▶ [Instructions for the task] For every line in the data below that contains "name", copy the line.

Figure dataset records

——

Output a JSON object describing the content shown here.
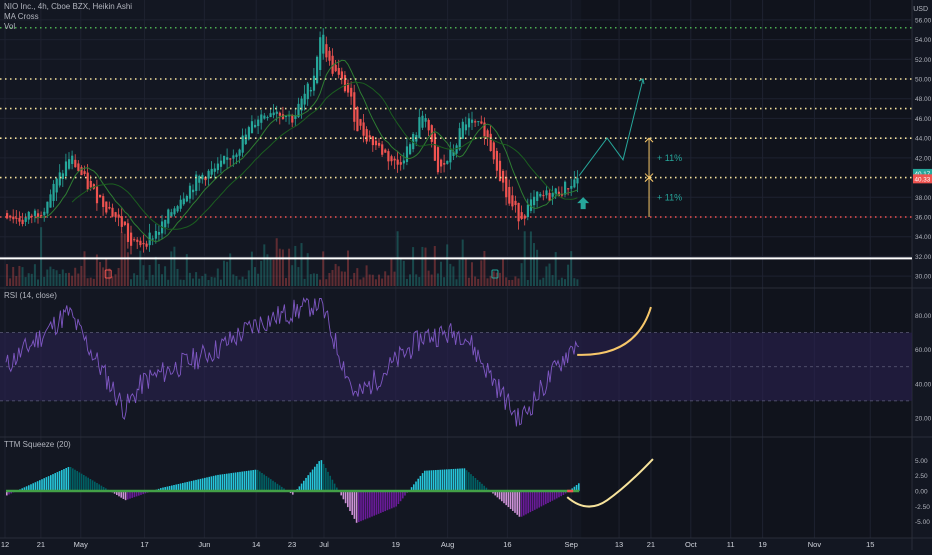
{
  "header": {
    "symbol_line": "NIO Inc., 4h, Cboe BZX, Heikin Ashi",
    "indicator_1": "MA Cross",
    "indicator_2": "Vol",
    "currency": "USD"
  },
  "colors": {
    "background": "#131722",
    "grid": "#1e2230",
    "up": "#26a69a",
    "down": "#ef5350",
    "ma_fast": "#1b5e20",
    "ma_slow": "#2e7d32",
    "projection": "#26a69a",
    "yellow_dots": "#f7e39c",
    "green_dots": "#4caf50",
    "red_dots": "#ef5350",
    "white_line": "#ffffff",
    "annotation_orange": "#f7c76a",
    "rsi_line": "#7e57c2",
    "rsi_band": "#2a2150",
    "squeeze_pos_strong": "#26c6da",
    "squeeze_pos_weak": "#006064",
    "squeeze_neg_strong": "#ce93d8",
    "squeeze_neg_weak": "#6a1b9a",
    "squeeze_dots_on": "#43a047",
    "squeeze_dots_off": "#ef5350"
  },
  "chart_data": [
    {
      "type": "candlestick",
      "title": "NIO Inc., 4h, Cboe BZX, Heikin Ashi",
      "ylabel": "USD",
      "ylim": [
        29,
        57
      ],
      "y_ticks": [
        "56.00",
        "54.00",
        "52.00",
        "50.00",
        "48.00",
        "46.00",
        "44.00",
        "42.00",
        "38.00",
        "36.00",
        "34.00",
        "32.00",
        "30.00"
      ],
      "last_price_labels": [
        "40.17",
        "40.33"
      ],
      "key_points_date_close": [
        [
          "Apr 12",
          36.4
        ],
        [
          "Apr 16",
          35.6
        ],
        [
          "Apr 21",
          36.8
        ],
        [
          "Apr 26",
          40.5
        ],
        [
          "Apr 28",
          42.2
        ],
        [
          "May 3",
          38.8
        ],
        [
          "May 7",
          37.2
        ],
        [
          "May 12",
          34.8
        ],
        [
          "May 13",
          32.9
        ],
        [
          "May 17",
          33.6
        ],
        [
          "May 21",
          35.0
        ],
        [
          "May 26",
          38.2
        ],
        [
          "May 31",
          40.2
        ],
        [
          "Jun 4",
          40.8
        ],
        [
          "Jun 9",
          43.0
        ],
        [
          "Jun 14",
          46.1
        ],
        [
          "Jun 18",
          47.0
        ],
        [
          "Jun 23",
          46.0
        ],
        [
          "Jun 28",
          50.0
        ],
        [
          "Jun 30",
          55.1
        ],
        [
          "Jul 2",
          51.5
        ],
        [
          "Jul 7",
          48.5
        ],
        [
          "Jul 9",
          45.2
        ],
        [
          "Jul 14",
          43.2
        ],
        [
          "Jul 19",
          41.2
        ],
        [
          "Jul 23",
          43.8
        ],
        [
          "Jul 26",
          47.0
        ],
        [
          "Jul 29",
          40.2
        ],
        [
          "Aug 2",
          42.6
        ],
        [
          "Aug 5",
          45.8
        ],
        [
          "Aug 10",
          44.7
        ],
        [
          "Aug 13",
          41.5
        ],
        [
          "Aug 16",
          37.4
        ],
        [
          "Aug 19",
          36.0
        ],
        [
          "Aug 23",
          37.9
        ],
        [
          "Aug 27",
          38.3
        ],
        [
          "Aug 30",
          38.9
        ],
        [
          "Sep 3",
          40.2
        ]
      ],
      "horizontal_levels": [
        {
          "price": 55.2,
          "style": "dotted",
          "color": "green"
        },
        {
          "price": 50.0,
          "style": "dotted",
          "color": "yellow"
        },
        {
          "price": 47.0,
          "style": "dotted",
          "color": "yellow"
        },
        {
          "price": 44.0,
          "style": "dotted",
          "color": "yellow"
        },
        {
          "price": 40.0,
          "style": "dotted",
          "color": "yellow"
        },
        {
          "price": 36.0,
          "style": "dotted",
          "color": "red"
        },
        {
          "price": 31.8,
          "style": "solid",
          "color": "white"
        }
      ],
      "projection_path": [
        [
          "Sep 3",
          40.2
        ],
        [
          "Sep 10",
          44.0
        ],
        [
          "Sep 14",
          41.8
        ],
        [
          "Sep 19",
          50.0
        ]
      ],
      "annotations": [
        "+ 11%",
        "+ 11%"
      ],
      "annotation_ranges": [
        [
          40.0,
          44.0
        ],
        [
          36.0,
          40.0
        ]
      ]
    },
    {
      "type": "line",
      "title": "RSI (14, close)",
      "ylim": [
        10,
        95
      ],
      "y_ticks": [
        "80.00",
        "60.00",
        "40.00",
        "20.00"
      ],
      "bands": [
        30,
        70
      ],
      "key_points_date_value": [
        [
          "Apr 12",
          50
        ],
        [
          "Apr 28",
          82
        ],
        [
          "May 12",
          25
        ],
        [
          "May 17",
          42
        ],
        [
          "Jun 4",
          60
        ],
        [
          "Jun 14",
          75
        ],
        [
          "Jun 30",
          88
        ],
        [
          "Jul 9",
          32
        ],
        [
          "Jul 26",
          68
        ],
        [
          "Aug 5",
          70
        ],
        [
          "Aug 19",
          18
        ],
        [
          "Aug 30",
          55
        ],
        [
          "Sep 3",
          66
        ]
      ]
    },
    {
      "type": "bar",
      "title": "TTM Squeeze (20)",
      "ylim": [
        -7,
        7
      ],
      "y_ticks": [
        "5.00",
        "2.50",
        "0.00",
        "-2.50",
        "-5.00"
      ],
      "key_points_date_value": [
        [
          "Apr 12",
          -0.8
        ],
        [
          "Apr 28",
          4.0
        ],
        [
          "May 12",
          -1.5
        ],
        [
          "May 21",
          0.5
        ],
        [
          "Jun 4",
          2.6
        ],
        [
          "Jun 14",
          3.5
        ],
        [
          "Jun 23",
          -0.6
        ],
        [
          "Jun 30",
          5.2
        ],
        [
          "Jul 9",
          -5.2
        ],
        [
          "Jul 19",
          -2.5
        ],
        [
          "Jul 26",
          3.3
        ],
        [
          "Aug 5",
          3.7
        ],
        [
          "Aug 19",
          -4.3
        ],
        [
          "Aug 30",
          -0.6
        ],
        [
          "Sep 3",
          1.4
        ]
      ]
    }
  ],
  "x_axis": {
    "labels": [
      "12",
      "21",
      "May",
      "17",
      "Jun",
      "14",
      "23",
      "Jul",
      "19",
      "Aug",
      "16",
      "Sep",
      "13",
      "21",
      "Oct",
      "11",
      "19",
      "Nov",
      "15"
    ]
  }
}
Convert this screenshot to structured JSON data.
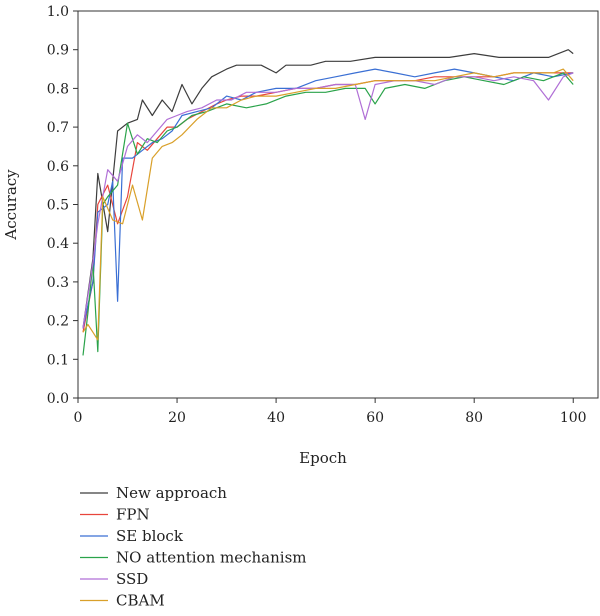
{
  "chart_data": {
    "type": "line",
    "title": "",
    "xlabel": "Epoch",
    "ylabel": "Accuracy",
    "xlim": [
      0,
      105
    ],
    "ylim": [
      0.0,
      1.0
    ],
    "xticks": [
      0,
      20,
      40,
      60,
      80,
      100
    ],
    "yticks": [
      "0.0",
      "0.1",
      "0.2",
      "0.3",
      "0.4",
      "0.5",
      "0.6",
      "0.7",
      "0.8",
      "0.9",
      "1.0"
    ],
    "grid": false,
    "legend_position": "bottom",
    "series": [
      {
        "name": "New approach",
        "color": "#3d3d3d",
        "x": [
          1,
          3,
          4,
          6,
          8,
          10,
          12,
          13,
          15,
          17,
          19,
          21,
          23,
          25,
          27,
          30,
          32,
          35,
          37,
          40,
          42,
          45,
          47,
          50,
          55,
          60,
          65,
          70,
          75,
          80,
          85,
          90,
          95,
          97,
          99,
          100
        ],
        "y": [
          0.18,
          0.36,
          0.58,
          0.43,
          0.69,
          0.71,
          0.72,
          0.77,
          0.73,
          0.77,
          0.74,
          0.81,
          0.76,
          0.8,
          0.83,
          0.85,
          0.86,
          0.86,
          0.86,
          0.84,
          0.86,
          0.86,
          0.86,
          0.87,
          0.87,
          0.88,
          0.88,
          0.88,
          0.88,
          0.89,
          0.88,
          0.88,
          0.88,
          0.89,
          0.9,
          0.89
        ]
      },
      {
        "name": "FPN",
        "color": "#e8453c",
        "x": [
          1,
          3,
          4,
          6,
          8,
          10,
          12,
          14,
          16,
          18,
          20,
          22,
          25,
          28,
          30,
          33,
          36,
          40,
          44,
          48,
          52,
          56,
          60,
          64,
          68,
          72,
          76,
          80,
          84,
          88,
          92,
          96,
          100
        ],
        "y": [
          0.17,
          0.3,
          0.5,
          0.55,
          0.45,
          0.52,
          0.66,
          0.64,
          0.67,
          0.7,
          0.7,
          0.72,
          0.74,
          0.76,
          0.77,
          0.78,
          0.78,
          0.79,
          0.8,
          0.8,
          0.81,
          0.81,
          0.82,
          0.82,
          0.82,
          0.83,
          0.83,
          0.83,
          0.83,
          0.84,
          0.84,
          0.84,
          0.84
        ]
      },
      {
        "name": "SE block",
        "color": "#3a6fd4",
        "x": [
          1,
          3,
          4,
          6,
          7,
          8,
          9,
          11,
          13,
          15,
          17,
          19,
          21,
          24,
          27,
          30,
          33,
          36,
          40,
          44,
          48,
          52,
          56,
          60,
          64,
          68,
          72,
          76,
          80,
          84,
          88,
          92,
          96,
          100
        ],
        "y": [
          0.18,
          0.3,
          0.48,
          0.5,
          0.56,
          0.25,
          0.62,
          0.62,
          0.64,
          0.66,
          0.67,
          0.69,
          0.73,
          0.74,
          0.75,
          0.78,
          0.77,
          0.79,
          0.8,
          0.8,
          0.82,
          0.83,
          0.84,
          0.85,
          0.84,
          0.83,
          0.84,
          0.85,
          0.84,
          0.83,
          0.82,
          0.84,
          0.83,
          0.84
        ]
      },
      {
        "name": "NO attention mechanism",
        "color": "#2aa34a",
        "x": [
          1,
          2,
          3,
          4,
          5,
          6,
          8,
          10,
          12,
          14,
          16,
          18,
          20,
          23,
          26,
          30,
          34,
          38,
          42,
          46,
          50,
          54,
          58,
          60,
          62,
          66,
          70,
          74,
          78,
          82,
          86,
          90,
          94,
          98,
          100
        ],
        "y": [
          0.11,
          0.22,
          0.35,
          0.12,
          0.5,
          0.52,
          0.55,
          0.71,
          0.63,
          0.67,
          0.66,
          0.69,
          0.7,
          0.73,
          0.74,
          0.76,
          0.75,
          0.76,
          0.78,
          0.79,
          0.79,
          0.8,
          0.8,
          0.76,
          0.8,
          0.81,
          0.8,
          0.82,
          0.83,
          0.82,
          0.81,
          0.83,
          0.82,
          0.84,
          0.81
        ]
      },
      {
        "name": "SSD",
        "color": "#b06fd6",
        "x": [
          1,
          3,
          4,
          6,
          8,
          10,
          12,
          14,
          16,
          18,
          20,
          22,
          25,
          28,
          31,
          34,
          37,
          40,
          44,
          48,
          52,
          56,
          58,
          60,
          64,
          68,
          72,
          76,
          80,
          84,
          88,
          92,
          95,
          98,
          100
        ],
        "y": [
          0.18,
          0.35,
          0.45,
          0.59,
          0.56,
          0.65,
          0.68,
          0.66,
          0.69,
          0.72,
          0.73,
          0.74,
          0.75,
          0.77,
          0.77,
          0.79,
          0.79,
          0.79,
          0.8,
          0.8,
          0.81,
          0.81,
          0.72,
          0.81,
          0.82,
          0.82,
          0.81,
          0.83,
          0.83,
          0.82,
          0.83,
          0.82,
          0.77,
          0.83,
          0.84
        ]
      },
      {
        "name": "CBAM",
        "color": "#d9a02a",
        "x": [
          1,
          2,
          3,
          4,
          5,
          7,
          9,
          11,
          13,
          15,
          17,
          19,
          21,
          24,
          27,
          30,
          33,
          36,
          40,
          44,
          48,
          52,
          56,
          60,
          64,
          68,
          72,
          76,
          80,
          84,
          88,
          92,
          96,
          98,
          100
        ],
        "y": [
          0.17,
          0.19,
          0.17,
          0.15,
          0.52,
          0.46,
          0.45,
          0.55,
          0.46,
          0.62,
          0.65,
          0.66,
          0.68,
          0.72,
          0.75,
          0.75,
          0.77,
          0.78,
          0.78,
          0.79,
          0.8,
          0.8,
          0.81,
          0.82,
          0.82,
          0.82,
          0.82,
          0.83,
          0.84,
          0.83,
          0.84,
          0.84,
          0.84,
          0.85,
          0.82
        ]
      }
    ]
  }
}
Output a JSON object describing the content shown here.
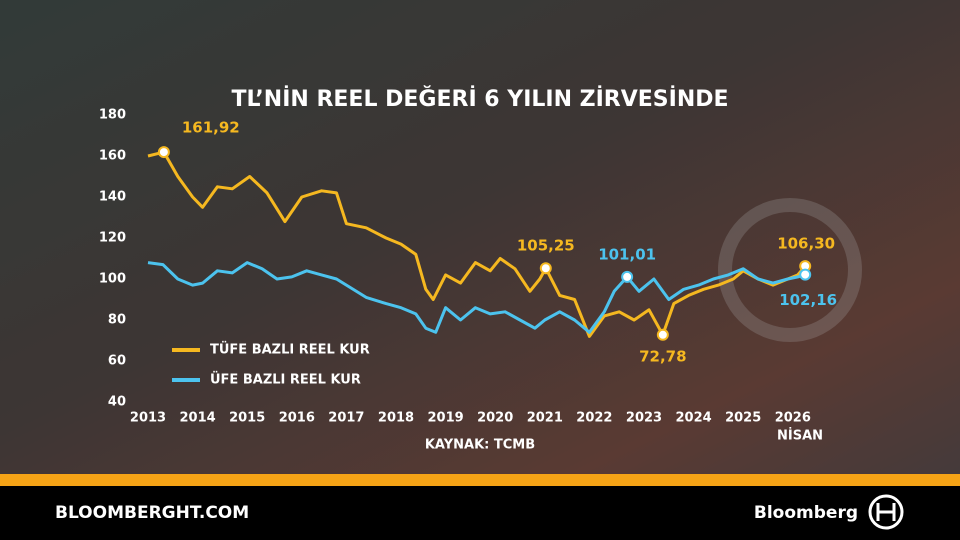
{
  "chart_data": {
    "type": "line",
    "title": "TL’NİN REEL DEĞERİ 6 YILIN ZİRVESİNDE",
    "source": "KAYNAK: TCMB",
    "x_note": "NİSAN",
    "xlim": [
      2013,
      2026.25
    ],
    "xticks": [
      2013,
      2014,
      2015,
      2016,
      2017,
      2018,
      2019,
      2020,
      2021,
      2022,
      2023,
      2024,
      2025,
      2026
    ],
    "ylim": [
      40,
      180
    ],
    "yticks": [
      40,
      60,
      80,
      100,
      120,
      140,
      160,
      180
    ],
    "series": [
      {
        "name": "TÜFE BAZLI REEL KUR",
        "color": "#f5b820",
        "x": [
          2013,
          2013.32,
          2013.6,
          2013.9,
          2014.1,
          2014.4,
          2014.7,
          2015.05,
          2015.4,
          2015.76,
          2016.1,
          2016.5,
          2016.8,
          2017.0,
          2017.4,
          2017.8,
          2018.1,
          2018.4,
          2018.6,
          2018.75,
          2019.0,
          2019.3,
          2019.6,
          2019.9,
          2020.1,
          2020.4,
          2020.7,
          2020.9,
          2021.02,
          2021.3,
          2021.6,
          2021.9,
          2022.2,
          2022.5,
          2022.8,
          2023.1,
          2023.38,
          2023.6,
          2023.9,
          2024.2,
          2024.5,
          2024.8,
          2025.0,
          2025.3,
          2025.6,
          2025.9,
          2026.1,
          2026.25
        ],
        "values": [
          160,
          161.92,
          150,
          140,
          135,
          145,
          144,
          150,
          142,
          128,
          140,
          143,
          142,
          127,
          125,
          120,
          117,
          112,
          95,
          90,
          102,
          98,
          108,
          104,
          110,
          105,
          94,
          100,
          105.25,
          92,
          90,
          72,
          82,
          84,
          80,
          85,
          72.78,
          88,
          92,
          95,
          97,
          100,
          104,
          100,
          97,
          100,
          102,
          106.3
        ]
      },
      {
        "name": "ÜFE BAZLI REEL KUR",
        "color": "#4cc3ee",
        "x": [
          2013,
          2013.3,
          2013.6,
          2013.9,
          2014.1,
          2014.4,
          2014.7,
          2015.0,
          2015.3,
          2015.6,
          2015.9,
          2016.2,
          2016.5,
          2016.8,
          2017.0,
          2017.4,
          2017.8,
          2018.1,
          2018.4,
          2018.6,
          2018.8,
          2019.0,
          2019.3,
          2019.6,
          2019.9,
          2020.2,
          2020.5,
          2020.8,
          2021.0,
          2021.3,
          2021.6,
          2021.9,
          2022.2,
          2022.4,
          2022.66,
          2022.9,
          2023.2,
          2023.5,
          2023.8,
          2024.1,
          2024.4,
          2024.7,
          2025.0,
          2025.3,
          2025.6,
          2025.9,
          2026.1,
          2026.25
        ],
        "values": [
          108,
          107,
          100,
          97,
          98,
          104,
          103,
          108,
          105,
          100,
          101,
          104,
          102,
          100,
          97,
          91,
          88,
          86,
          83,
          76,
          74,
          86,
          80,
          86,
          83,
          84,
          80,
          76,
          80,
          84,
          80,
          74,
          84,
          94,
          101.01,
          94,
          100,
          90,
          95,
          97,
          100,
          102,
          105,
          100,
          98,
          100,
          101,
          102.16
        ]
      }
    ],
    "annotations": [
      {
        "series": 0,
        "x": 2013.32,
        "value": 161.92,
        "label": "161,92"
      },
      {
        "series": 0,
        "x": 2021.02,
        "value": 105.25,
        "label": "105,25"
      },
      {
        "series": 1,
        "x": 2022.66,
        "value": 101.01,
        "label": "101,01"
      },
      {
        "series": 0,
        "x": 2023.38,
        "value": 72.78,
        "label": "72,78"
      },
      {
        "series": 0,
        "x": 2026.25,
        "value": 106.3,
        "label": "106,30"
      },
      {
        "series": 1,
        "x": 2026.25,
        "value": 102.16,
        "label": "102,16"
      }
    ]
  },
  "footer": {
    "site": "BLOOMBERGHT.COM",
    "brand": "Bloomberg"
  }
}
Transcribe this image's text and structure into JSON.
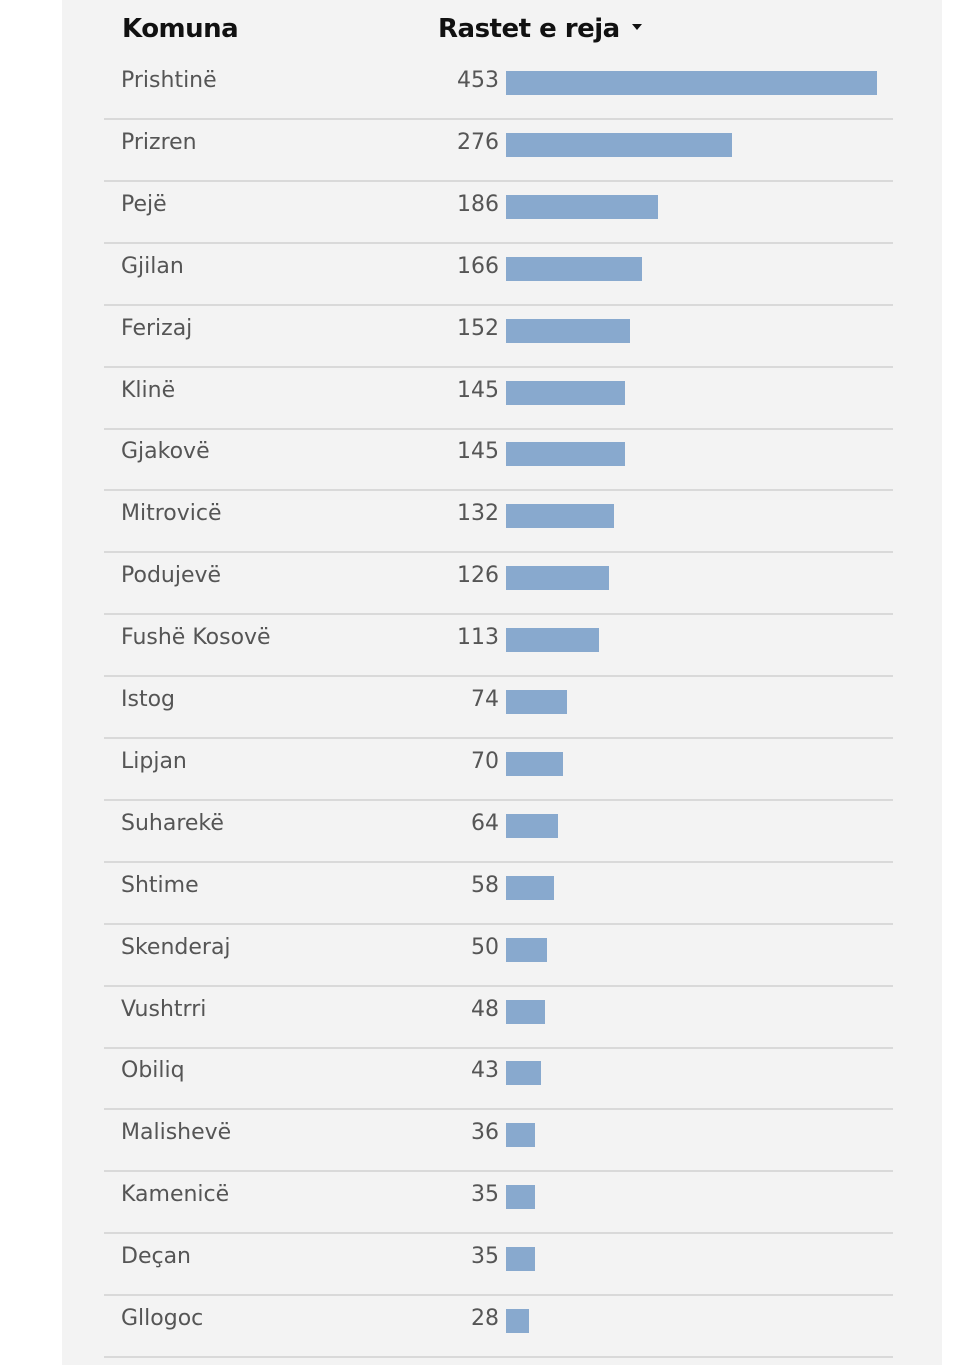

——

▶ [Solved exercise]
        "name": "New approach",
        "name": "FPN",
        "name": "SE block",
        "name": "NO attention mechanism",
        "name": "SSD",
        "name": "CBAM",
        "name": "TÜFE BAZLI REEL KUR",
        "name": "ÜFE BAZLI REEL KUR",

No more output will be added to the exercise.